▶ WHAT NEEDS TO BE DONE
In the material below, find all lines with the string "other" and copy them.

Items from a figure collection
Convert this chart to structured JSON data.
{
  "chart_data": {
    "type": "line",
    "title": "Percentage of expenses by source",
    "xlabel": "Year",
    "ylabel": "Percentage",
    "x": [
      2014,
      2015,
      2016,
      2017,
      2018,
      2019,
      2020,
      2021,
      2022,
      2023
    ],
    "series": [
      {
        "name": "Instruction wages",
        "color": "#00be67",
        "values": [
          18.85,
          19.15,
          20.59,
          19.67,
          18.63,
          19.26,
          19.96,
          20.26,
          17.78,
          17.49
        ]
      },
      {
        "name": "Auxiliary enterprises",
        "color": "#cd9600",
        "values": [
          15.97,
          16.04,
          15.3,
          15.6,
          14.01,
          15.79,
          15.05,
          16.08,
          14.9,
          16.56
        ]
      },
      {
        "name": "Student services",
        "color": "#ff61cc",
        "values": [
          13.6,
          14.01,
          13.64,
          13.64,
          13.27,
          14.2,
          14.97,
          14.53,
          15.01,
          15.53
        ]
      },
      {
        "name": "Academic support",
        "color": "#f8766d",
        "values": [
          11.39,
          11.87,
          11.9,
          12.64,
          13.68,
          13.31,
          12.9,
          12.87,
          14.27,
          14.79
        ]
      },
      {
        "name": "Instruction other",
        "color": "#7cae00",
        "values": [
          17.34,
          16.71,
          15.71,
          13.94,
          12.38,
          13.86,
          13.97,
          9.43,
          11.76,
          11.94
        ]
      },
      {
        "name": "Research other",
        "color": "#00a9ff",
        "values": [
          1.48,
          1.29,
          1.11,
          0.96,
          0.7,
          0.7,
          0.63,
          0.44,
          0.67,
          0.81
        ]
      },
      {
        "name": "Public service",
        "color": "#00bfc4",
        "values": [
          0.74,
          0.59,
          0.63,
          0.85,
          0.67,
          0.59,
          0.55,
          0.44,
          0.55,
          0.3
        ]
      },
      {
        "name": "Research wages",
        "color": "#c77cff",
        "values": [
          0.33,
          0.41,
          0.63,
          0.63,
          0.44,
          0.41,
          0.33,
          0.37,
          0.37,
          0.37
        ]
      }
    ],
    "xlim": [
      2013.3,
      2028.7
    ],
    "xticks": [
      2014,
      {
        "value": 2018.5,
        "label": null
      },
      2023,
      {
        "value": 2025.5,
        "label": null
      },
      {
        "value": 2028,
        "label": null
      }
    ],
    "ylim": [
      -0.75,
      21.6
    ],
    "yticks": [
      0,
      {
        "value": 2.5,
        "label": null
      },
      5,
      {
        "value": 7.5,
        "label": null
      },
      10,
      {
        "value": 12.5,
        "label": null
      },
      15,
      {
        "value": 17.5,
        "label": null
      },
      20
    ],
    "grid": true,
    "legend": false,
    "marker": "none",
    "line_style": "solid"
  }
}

▶ PROBLEM SOLUTION
        "name": "Instruction other",
        "name": "Research other",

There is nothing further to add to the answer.